Records -
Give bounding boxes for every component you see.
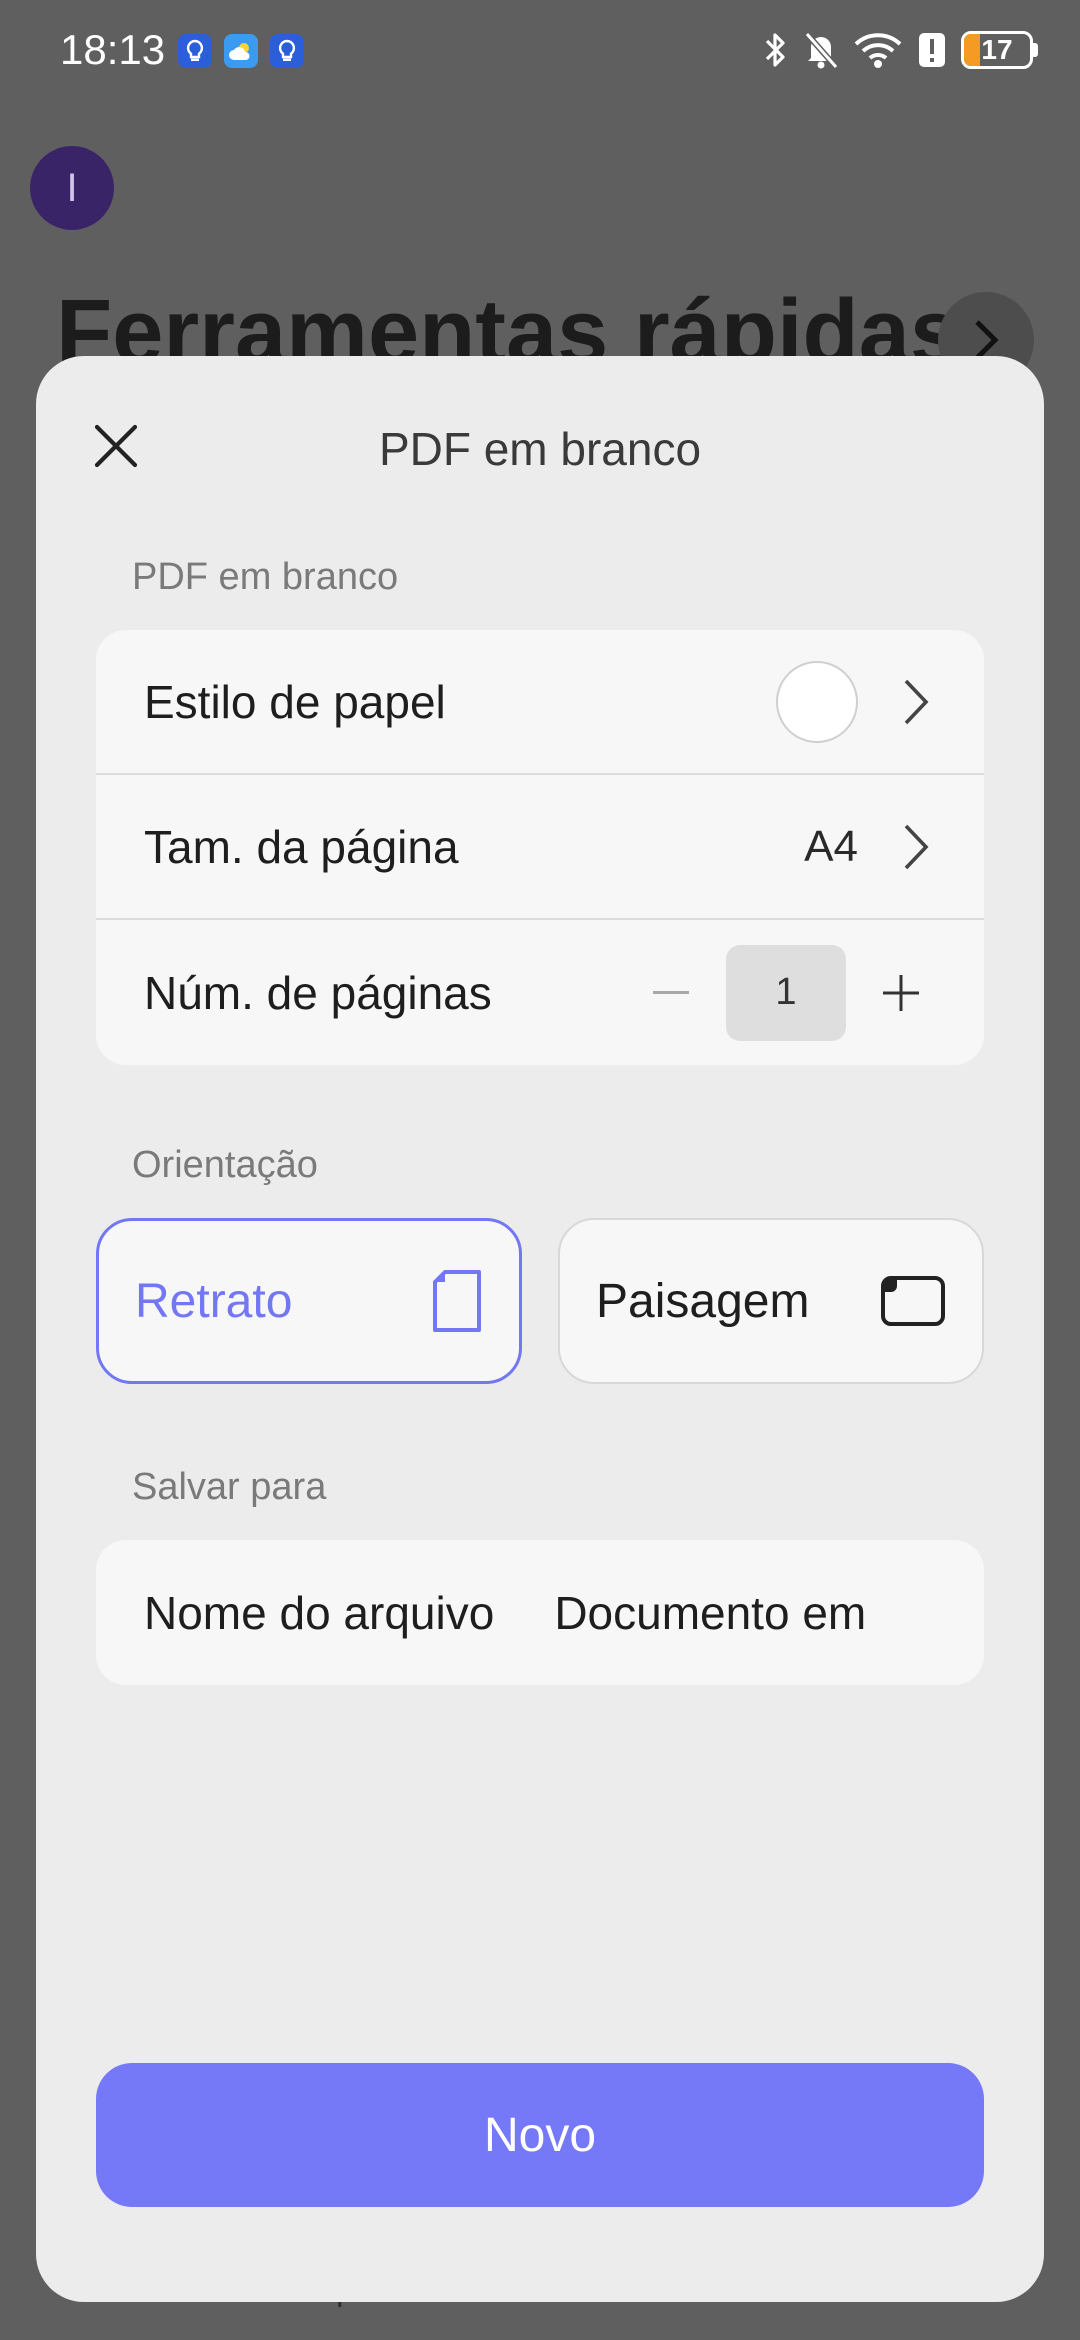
page-count-stepper: 1 — [636, 944, 936, 1041]
decrement-button[interactable] — [636, 958, 706, 1028]
avatar[interactable]: I — [30, 146, 114, 230]
increment-button[interactable] — [866, 958, 936, 1028]
section-label-blank-pdf: PDF em branco — [132, 556, 399, 598]
alert-icon — [919, 33, 945, 67]
page-size-row[interactable]: Tam. da página A4 — [96, 775, 984, 920]
battery-level: 17 — [981, 34, 1013, 65]
sheet-title: PDF em branco — [378, 423, 702, 475]
orientation-portrait-option[interactable]: Retrato — [96, 1218, 522, 1384]
status-time: 18:13 — [60, 26, 166, 73]
wifi-icon — [854, 33, 902, 68]
lightbulb-icon — [270, 34, 304, 68]
file-name-label: Nome do arquivo — [144, 1586, 495, 1639]
portrait-label: Retrato — [135, 1274, 293, 1328]
portrait-page-icon — [433, 1270, 481, 1332]
page-count-row: Núm. de páginas 1 — [96, 920, 984, 1065]
settings-card: Estilo de papel Tam. da página A4 Núm. d… — [96, 630, 984, 1065]
page-size-label: Tam. da página — [144, 820, 459, 873]
orientation-landscape-option[interactable]: Paisagem — [558, 1218, 984, 1384]
notification-icons — [178, 34, 304, 68]
plus-icon — [883, 974, 919, 1011]
lightbulb-icon — [178, 34, 212, 68]
new-button[interactable]: Novo — [96, 2063, 984, 2207]
minus-icon — [653, 990, 689, 994]
bell-muted-icon — [804, 32, 839, 69]
bluetooth-icon — [765, 33, 785, 67]
paper-style-label: Estilo de papel — [144, 675, 446, 728]
page-count-value[interactable]: 1 — [726, 944, 846, 1041]
status-bar: 18:13 17 — [0, 0, 1080, 110]
chevron-right-icon — [896, 821, 936, 873]
file-name-value[interactable]: Documento em — [554, 1586, 866, 1640]
page-count-label: Núm. de páginas — [144, 966, 492, 1019]
page-size-value: A4 — [804, 821, 858, 871]
file-name-row[interactable]: Nome do arquivo Documento em — [96, 1540, 984, 1685]
battery-icon: 17 — [961, 31, 1038, 69]
system-icons: 17 — [761, 30, 1038, 70]
landscape-page-icon — [881, 1276, 945, 1326]
section-label-save-to: Salvar para — [132, 1466, 327, 1508]
chevron-right-icon — [896, 676, 936, 728]
paper-style-swatch — [776, 660, 858, 743]
blank-pdf-sheet: PDF em branco PDF em branco Estilo de pa… — [36, 356, 1044, 2302]
weather-icon — [224, 34, 258, 68]
battery-fill — [964, 34, 980, 66]
paper-style-row[interactable]: Estilo de papel — [96, 630, 984, 775]
landscape-label: Paisagem — [596, 1274, 810, 1328]
section-label-orientation: Orientação — [132, 1144, 318, 1186]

Prompt -
Count the lines in the rows above that contain the string "branco". Reply with only the number.

Exercise result -
3